> [Problem statement]
In the listing below, locate the lines bearing the word "Using". Copy every one of them.

-=-=-=-=-

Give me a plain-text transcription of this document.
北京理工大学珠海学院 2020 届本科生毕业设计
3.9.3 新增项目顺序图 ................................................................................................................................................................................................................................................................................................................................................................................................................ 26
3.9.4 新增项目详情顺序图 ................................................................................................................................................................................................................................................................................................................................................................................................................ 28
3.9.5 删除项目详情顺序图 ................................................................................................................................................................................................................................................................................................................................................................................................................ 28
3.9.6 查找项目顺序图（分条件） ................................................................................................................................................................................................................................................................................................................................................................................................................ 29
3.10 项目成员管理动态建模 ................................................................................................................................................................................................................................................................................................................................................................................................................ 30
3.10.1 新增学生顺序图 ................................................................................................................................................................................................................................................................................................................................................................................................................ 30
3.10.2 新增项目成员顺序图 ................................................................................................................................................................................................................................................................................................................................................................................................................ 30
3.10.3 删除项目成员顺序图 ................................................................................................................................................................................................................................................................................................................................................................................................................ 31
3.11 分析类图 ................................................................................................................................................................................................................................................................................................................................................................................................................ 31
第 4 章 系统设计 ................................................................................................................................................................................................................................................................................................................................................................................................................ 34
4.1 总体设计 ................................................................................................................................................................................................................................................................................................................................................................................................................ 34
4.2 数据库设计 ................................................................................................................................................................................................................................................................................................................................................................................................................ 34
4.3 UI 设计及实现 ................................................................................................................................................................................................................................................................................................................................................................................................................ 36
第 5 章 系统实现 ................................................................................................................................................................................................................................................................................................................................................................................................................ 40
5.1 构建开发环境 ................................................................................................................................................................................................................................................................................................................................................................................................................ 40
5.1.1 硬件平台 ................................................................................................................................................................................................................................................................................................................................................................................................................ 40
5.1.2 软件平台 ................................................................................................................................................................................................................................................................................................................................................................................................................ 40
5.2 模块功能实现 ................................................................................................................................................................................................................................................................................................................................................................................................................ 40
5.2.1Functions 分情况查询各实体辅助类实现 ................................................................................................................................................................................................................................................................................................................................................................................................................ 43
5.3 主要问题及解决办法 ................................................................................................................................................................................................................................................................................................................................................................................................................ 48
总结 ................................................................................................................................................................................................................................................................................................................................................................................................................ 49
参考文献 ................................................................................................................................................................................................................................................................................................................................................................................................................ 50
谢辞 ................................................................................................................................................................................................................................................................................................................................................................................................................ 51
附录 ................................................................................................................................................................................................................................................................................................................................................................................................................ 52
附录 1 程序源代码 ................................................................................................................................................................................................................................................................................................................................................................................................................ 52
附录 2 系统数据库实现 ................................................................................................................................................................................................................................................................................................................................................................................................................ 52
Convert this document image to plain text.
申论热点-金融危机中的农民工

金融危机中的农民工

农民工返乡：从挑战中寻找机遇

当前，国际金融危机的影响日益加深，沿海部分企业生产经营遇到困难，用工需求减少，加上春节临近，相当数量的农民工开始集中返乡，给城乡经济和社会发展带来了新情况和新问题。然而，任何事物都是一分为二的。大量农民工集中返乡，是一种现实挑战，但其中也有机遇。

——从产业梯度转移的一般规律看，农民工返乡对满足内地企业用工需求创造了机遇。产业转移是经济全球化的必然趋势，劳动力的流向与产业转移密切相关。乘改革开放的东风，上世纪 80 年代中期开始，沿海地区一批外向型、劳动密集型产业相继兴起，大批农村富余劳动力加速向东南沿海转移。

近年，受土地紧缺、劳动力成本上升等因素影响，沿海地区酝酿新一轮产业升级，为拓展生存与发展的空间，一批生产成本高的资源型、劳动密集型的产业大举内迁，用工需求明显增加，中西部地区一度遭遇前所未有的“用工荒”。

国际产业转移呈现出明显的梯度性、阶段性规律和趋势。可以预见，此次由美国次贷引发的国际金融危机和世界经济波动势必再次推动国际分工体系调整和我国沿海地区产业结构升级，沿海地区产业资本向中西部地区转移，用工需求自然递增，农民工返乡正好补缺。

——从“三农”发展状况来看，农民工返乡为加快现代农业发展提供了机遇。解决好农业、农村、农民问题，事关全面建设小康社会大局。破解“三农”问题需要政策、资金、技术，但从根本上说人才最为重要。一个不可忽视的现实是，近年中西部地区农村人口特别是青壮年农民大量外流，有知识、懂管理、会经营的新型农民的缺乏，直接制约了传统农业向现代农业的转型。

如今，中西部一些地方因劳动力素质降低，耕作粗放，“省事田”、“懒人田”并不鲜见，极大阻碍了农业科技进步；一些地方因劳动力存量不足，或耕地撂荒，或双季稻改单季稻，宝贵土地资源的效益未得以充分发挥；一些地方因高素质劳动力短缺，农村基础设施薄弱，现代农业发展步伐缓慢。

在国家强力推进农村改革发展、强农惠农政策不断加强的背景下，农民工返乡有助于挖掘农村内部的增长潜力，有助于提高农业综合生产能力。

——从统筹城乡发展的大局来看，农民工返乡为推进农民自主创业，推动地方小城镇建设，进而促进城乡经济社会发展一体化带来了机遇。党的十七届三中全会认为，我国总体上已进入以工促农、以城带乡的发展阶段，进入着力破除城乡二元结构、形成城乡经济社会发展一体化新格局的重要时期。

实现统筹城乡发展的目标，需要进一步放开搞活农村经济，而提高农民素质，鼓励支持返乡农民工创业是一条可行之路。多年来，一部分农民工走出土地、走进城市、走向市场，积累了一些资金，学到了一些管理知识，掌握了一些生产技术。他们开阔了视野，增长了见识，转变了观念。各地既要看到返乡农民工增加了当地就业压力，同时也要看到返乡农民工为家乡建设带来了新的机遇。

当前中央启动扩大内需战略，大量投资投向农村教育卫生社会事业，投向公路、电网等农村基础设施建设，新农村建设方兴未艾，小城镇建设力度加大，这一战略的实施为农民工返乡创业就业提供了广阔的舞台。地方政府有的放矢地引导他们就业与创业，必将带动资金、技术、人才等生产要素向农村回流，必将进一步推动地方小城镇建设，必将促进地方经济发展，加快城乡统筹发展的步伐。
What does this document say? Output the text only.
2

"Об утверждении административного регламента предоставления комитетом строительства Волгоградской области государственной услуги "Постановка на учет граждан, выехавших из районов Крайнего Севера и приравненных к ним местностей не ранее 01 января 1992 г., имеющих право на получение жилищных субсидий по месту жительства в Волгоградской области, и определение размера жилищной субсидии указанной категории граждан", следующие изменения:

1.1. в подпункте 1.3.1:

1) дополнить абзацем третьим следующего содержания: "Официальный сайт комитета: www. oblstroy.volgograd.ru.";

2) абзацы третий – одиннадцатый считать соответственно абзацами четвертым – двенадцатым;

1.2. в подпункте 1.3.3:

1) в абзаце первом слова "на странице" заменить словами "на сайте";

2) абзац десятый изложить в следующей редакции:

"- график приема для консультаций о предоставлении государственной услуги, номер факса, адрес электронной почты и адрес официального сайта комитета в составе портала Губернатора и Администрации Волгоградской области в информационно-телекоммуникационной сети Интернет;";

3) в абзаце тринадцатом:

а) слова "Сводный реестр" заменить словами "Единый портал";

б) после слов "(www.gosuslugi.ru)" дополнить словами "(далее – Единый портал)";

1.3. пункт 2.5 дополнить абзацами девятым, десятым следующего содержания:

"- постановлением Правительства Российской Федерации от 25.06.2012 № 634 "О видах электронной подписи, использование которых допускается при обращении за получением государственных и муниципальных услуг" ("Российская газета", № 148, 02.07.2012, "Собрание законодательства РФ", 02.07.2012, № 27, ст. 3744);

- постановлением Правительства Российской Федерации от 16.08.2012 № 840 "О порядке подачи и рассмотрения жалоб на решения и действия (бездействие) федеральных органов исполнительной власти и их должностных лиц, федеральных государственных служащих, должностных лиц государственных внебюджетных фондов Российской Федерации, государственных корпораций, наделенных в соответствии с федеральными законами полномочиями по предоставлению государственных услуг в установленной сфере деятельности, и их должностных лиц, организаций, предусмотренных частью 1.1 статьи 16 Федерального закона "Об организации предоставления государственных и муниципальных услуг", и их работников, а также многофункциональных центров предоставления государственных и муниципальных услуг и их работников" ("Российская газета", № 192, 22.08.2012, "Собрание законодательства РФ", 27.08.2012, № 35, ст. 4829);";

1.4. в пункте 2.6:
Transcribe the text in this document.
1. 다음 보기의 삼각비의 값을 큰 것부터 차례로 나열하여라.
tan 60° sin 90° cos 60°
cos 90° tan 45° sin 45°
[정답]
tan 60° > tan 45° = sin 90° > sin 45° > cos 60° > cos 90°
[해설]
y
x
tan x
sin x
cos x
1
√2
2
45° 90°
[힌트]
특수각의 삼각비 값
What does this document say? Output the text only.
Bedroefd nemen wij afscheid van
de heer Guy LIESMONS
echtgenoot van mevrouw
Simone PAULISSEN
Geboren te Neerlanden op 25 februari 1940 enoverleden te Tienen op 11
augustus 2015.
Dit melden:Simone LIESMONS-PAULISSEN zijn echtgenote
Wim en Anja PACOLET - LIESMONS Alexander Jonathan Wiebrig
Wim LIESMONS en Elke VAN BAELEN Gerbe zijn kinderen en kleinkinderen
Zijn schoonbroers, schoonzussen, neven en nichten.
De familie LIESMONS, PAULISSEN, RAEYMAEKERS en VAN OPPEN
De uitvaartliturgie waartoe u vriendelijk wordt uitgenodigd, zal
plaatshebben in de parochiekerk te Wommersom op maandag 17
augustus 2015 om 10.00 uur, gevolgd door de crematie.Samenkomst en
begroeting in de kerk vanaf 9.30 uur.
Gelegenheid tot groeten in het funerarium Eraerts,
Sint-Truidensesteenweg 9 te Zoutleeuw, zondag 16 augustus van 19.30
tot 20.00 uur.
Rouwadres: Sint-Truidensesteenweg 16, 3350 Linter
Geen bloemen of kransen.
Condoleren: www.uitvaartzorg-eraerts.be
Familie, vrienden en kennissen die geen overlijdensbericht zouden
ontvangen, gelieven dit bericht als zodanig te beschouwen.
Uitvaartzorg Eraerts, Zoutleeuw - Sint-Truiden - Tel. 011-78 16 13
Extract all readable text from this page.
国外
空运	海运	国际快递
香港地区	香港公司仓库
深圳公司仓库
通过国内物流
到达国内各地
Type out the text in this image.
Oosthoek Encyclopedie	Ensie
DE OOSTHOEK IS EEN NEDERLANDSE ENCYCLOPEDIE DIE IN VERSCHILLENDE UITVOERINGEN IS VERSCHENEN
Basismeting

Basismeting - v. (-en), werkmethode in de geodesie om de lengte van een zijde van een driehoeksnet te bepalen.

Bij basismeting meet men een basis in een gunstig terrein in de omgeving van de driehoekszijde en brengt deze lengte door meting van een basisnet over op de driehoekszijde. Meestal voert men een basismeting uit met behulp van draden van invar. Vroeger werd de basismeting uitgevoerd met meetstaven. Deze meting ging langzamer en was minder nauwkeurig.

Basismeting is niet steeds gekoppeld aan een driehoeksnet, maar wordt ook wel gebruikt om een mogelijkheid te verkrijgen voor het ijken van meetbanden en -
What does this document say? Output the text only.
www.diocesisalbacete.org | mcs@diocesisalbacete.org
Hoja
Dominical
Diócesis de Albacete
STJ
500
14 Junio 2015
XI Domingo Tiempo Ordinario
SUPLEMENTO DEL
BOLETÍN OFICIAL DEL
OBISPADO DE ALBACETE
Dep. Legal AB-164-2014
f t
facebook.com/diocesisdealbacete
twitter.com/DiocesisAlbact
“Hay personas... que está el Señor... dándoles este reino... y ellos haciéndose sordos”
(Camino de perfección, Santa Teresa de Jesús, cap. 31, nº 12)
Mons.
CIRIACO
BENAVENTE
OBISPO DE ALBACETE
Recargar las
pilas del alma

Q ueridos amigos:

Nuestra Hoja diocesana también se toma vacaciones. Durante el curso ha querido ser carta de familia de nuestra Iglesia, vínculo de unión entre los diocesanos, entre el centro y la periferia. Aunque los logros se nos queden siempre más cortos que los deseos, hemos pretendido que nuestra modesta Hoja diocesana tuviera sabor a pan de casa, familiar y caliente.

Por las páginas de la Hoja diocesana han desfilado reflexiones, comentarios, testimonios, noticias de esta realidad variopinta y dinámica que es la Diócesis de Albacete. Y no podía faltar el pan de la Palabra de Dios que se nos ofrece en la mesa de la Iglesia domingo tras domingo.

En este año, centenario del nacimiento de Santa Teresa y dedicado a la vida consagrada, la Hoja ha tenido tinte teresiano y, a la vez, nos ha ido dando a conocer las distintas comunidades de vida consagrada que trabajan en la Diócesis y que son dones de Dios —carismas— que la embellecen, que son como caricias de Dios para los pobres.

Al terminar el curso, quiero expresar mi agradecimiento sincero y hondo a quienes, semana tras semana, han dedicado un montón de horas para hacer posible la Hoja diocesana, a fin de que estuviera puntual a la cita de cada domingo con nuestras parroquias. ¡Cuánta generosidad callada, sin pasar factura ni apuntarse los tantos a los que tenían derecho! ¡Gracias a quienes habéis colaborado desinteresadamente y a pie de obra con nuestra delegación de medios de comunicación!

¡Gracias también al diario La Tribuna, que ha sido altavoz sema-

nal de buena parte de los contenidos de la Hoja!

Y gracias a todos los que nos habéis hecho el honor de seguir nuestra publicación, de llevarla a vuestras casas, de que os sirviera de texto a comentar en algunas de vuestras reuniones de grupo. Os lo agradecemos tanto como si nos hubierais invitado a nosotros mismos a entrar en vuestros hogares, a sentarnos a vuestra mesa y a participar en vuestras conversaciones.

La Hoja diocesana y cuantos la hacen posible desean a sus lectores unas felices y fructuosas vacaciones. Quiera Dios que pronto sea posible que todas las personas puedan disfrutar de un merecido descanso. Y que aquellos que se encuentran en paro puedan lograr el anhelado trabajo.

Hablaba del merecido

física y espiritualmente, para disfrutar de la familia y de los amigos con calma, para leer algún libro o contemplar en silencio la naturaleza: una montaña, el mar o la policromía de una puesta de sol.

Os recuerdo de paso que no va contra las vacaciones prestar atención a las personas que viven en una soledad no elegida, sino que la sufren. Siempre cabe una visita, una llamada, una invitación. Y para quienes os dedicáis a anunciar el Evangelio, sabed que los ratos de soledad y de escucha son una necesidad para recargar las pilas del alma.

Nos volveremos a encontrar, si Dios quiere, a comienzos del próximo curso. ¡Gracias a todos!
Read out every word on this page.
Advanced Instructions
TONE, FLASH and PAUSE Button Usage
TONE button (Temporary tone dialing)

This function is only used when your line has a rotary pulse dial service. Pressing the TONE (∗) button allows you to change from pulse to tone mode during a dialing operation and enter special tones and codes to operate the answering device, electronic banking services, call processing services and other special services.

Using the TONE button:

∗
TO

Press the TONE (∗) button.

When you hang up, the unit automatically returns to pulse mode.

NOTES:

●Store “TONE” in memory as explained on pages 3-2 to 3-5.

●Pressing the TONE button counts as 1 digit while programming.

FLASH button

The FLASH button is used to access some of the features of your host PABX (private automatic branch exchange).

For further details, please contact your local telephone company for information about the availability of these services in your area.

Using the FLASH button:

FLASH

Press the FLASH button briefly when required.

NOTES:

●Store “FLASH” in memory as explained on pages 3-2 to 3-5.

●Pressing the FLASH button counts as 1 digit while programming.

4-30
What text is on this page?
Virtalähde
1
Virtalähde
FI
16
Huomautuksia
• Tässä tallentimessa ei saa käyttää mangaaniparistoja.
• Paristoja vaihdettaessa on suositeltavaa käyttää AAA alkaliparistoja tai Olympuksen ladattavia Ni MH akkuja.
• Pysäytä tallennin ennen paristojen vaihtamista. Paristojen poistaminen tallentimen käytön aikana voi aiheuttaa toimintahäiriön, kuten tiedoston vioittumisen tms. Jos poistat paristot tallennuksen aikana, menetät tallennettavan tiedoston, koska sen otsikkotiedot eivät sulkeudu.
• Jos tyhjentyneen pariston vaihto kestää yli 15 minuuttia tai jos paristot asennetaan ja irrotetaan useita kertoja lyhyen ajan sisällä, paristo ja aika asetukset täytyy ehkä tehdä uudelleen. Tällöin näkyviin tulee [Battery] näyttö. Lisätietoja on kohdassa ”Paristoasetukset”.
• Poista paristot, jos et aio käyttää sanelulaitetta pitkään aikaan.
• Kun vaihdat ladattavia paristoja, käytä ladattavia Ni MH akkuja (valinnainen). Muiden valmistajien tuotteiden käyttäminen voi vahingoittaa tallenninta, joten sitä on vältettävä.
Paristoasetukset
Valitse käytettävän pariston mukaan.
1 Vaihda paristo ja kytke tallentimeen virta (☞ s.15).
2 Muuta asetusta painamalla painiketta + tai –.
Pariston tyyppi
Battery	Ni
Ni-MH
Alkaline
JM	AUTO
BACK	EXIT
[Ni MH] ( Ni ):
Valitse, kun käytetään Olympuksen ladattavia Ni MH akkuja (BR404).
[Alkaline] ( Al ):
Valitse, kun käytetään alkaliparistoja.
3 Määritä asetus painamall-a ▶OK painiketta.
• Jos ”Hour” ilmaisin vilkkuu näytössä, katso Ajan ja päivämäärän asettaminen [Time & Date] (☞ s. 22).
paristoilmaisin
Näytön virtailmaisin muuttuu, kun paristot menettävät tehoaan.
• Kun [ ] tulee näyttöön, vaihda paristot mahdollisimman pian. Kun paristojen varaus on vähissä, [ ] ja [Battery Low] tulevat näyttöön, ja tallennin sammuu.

-=-=-=-=-

> [Correct answer]
Using the TONE button:
Using the FLASH button:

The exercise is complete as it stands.